To do: Quote all of the entries word for word.
##### Records shown
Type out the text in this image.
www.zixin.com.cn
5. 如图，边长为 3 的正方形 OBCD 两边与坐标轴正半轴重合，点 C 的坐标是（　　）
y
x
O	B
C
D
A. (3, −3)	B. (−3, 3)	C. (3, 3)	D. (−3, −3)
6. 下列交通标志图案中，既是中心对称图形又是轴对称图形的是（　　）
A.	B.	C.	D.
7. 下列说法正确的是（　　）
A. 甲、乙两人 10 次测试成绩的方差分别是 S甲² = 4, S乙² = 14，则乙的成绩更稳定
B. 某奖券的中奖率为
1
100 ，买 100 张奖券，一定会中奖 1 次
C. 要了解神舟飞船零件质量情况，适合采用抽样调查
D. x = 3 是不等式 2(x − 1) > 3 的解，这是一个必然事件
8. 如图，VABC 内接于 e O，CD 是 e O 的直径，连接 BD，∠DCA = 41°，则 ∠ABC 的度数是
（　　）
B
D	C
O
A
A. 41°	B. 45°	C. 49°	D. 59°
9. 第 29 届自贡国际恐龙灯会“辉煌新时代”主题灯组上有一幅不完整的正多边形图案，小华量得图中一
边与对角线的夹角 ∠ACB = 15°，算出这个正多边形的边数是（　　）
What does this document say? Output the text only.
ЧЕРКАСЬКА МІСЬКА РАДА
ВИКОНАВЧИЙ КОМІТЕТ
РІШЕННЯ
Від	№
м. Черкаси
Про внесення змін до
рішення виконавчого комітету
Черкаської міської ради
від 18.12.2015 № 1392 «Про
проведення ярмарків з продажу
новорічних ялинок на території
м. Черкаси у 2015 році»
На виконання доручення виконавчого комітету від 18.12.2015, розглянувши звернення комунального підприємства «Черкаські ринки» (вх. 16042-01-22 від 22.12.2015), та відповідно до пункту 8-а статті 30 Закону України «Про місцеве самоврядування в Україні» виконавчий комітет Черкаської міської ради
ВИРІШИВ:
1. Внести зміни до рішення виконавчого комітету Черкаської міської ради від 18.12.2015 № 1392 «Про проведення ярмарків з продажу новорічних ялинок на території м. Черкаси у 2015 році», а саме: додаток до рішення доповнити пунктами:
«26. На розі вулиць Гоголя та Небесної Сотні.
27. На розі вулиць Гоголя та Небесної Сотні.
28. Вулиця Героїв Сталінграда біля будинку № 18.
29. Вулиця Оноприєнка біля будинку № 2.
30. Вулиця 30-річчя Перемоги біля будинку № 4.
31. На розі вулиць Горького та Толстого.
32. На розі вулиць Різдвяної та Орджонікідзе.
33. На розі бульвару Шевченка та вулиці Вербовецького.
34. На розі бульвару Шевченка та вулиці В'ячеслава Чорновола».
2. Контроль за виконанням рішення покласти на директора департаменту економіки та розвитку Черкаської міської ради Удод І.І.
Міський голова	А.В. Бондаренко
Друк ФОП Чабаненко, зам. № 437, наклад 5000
##########
Written response:
Type out the text in this image.
www.zixin.com.cn
5. 如图，边长为 3 的正方形 OBCD 两边与坐标轴正半轴重合，点 C 的坐标是（　　）
y
x
O	B
C
D
A. (3, −3)	B. (−3, 3)	C. (3, 3)	D. (−3, −3)
6. 下列交通标志图案中，既是中心对称图形又是轴对称图形的是（　　）
A.	B.	C.	D.
7. 下列说法正确的是（　　）
A. 甲、乙两人 10 次测试成绩的方差分别是 S甲² = 4, S乙² = 14，则乙的成绩更稳定
B. 某奖券的中奖率为
1
100 ，买 100 张奖券，一定会中奖 1 次
C. 要了解神舟飞船零件质量情况，适合采用抽样调查
D. x = 3 是不等式 2(x − 1) > 3 的解，这是一个必然事件
8. 如图，VABC 内接于 e O，CD 是 e O 的直径，连接 BD，∠DCA = 41°，则 ∠ABC 的度数是
（　　）
B
D	C
O
A
A. 41°	B. 45°	C. 49°	D. 59°
9. 第 29 届自贡国际恐龙灯会“辉煌新时代”主题灯组上有一幅不完整的正多边形图案，小华量得图中一
边与对角线的夹角 ∠ACB = 15°，算出这个正多边形的边数是（　　）
What does this document say? Output the text only.
ЧЕРКАСЬКА МІСЬКА РАДА
ВИКОНАВЧИЙ КОМІТЕТ
РІШЕННЯ
Від	№
м. Черкаси
Про внесення змін до
рішення виконавчого комітету
Черкаської міської ради
від 18.12.2015 № 1392 «Про
проведення ярмарків з продажу
новорічних ялинок на території
м. Черкаси у 2015 році»
На виконання доручення виконавчого комітету від 18.12.2015, розглянувши звернення комунального підприємства «Черкаські ринки» (вх. 16042-01-22 від 22.12.2015), та відповідно до пункту 8-а статті 30 Закону України «Про місцеве самоврядування в Україні» виконавчий комітет Черкаської міської ради
ВИРІШИВ:
1. Внести зміни до рішення виконавчого комітету Черкаської міської ради від 18.12.2015 № 1392 «Про проведення ярмарків з продажу новорічних ялинок на території м. Черкаси у 2015 році», а саме: додаток до рішення доповнити пунктами:
«26. На розі вулиць Гоголя та Небесної Сотні.
27. На розі вулиць Гоголя та Небесної Сотні.
28. Вулиця Героїв Сталінграда біля будинку № 18.
29. Вулиця Оноприєнка біля будинку № 2.
30. Вулиця 30-річчя Перемоги біля будинку № 4.
31. На розі вулиць Горького та Толстого.
32. На розі вулиць Різдвяної та Орджонікідзе.
33. На розі бульвару Шевченка та вулиці Вербовецького.
34. На розі бульвару Шевченка та вулиці В'ячеслава Чорновола».
2. Контроль за виконанням рішення покласти на директора департаменту економіки та розвитку Черкаської міської ради Удод І.І.
Міський голова	А.В. Бондаренко
Друк ФОП Чабаненко, зам. № 437, наклад 5000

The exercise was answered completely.